Data listing
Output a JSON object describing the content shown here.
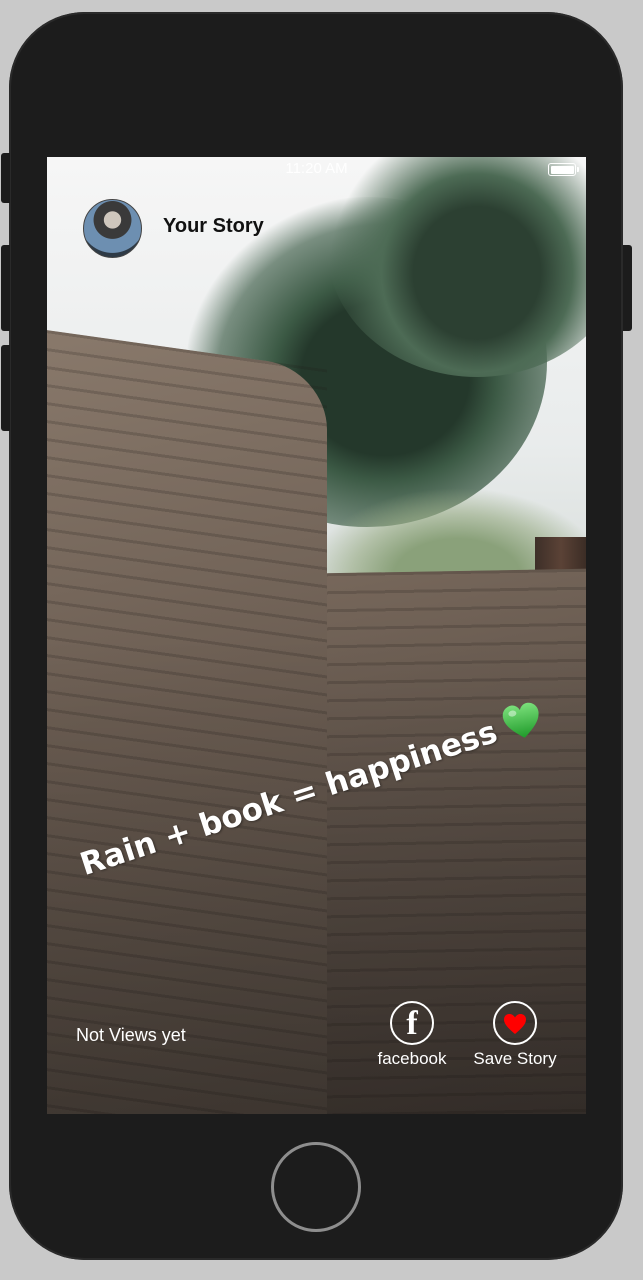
{
  "status_bar": {
    "time": "11:20 AM"
  },
  "header": {
    "title": "Your Story"
  },
  "story": {
    "caption": "Rain + book = happiness"
  },
  "footer": {
    "views_label": "Not Views yet",
    "facebook_label": "facebook",
    "save_label": "Save Story"
  },
  "colors": {
    "heart": "#ff0000",
    "green_heart": "#3cc23c"
  }
}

● GOAL
The entries above should be reproduced exactly, without their pictures.

● SOLUTION TO THE EXERCISE
Output a JSON object describing the content shown here.
{
  "status_bar": {
    "time": "11:20 AM"
  },
  "header": {
    "title": "Your Story"
  },
  "story": {
    "caption": "Rain + book = happiness"
  },
  "footer": {
    "views_label": "Not Views yet",
    "facebook_label": "facebook",
    "save_label": "Save Story"
  },
  "colors": {
    "heart": "#ff0000",
    "green_heart": "#3cc23c"
  }
}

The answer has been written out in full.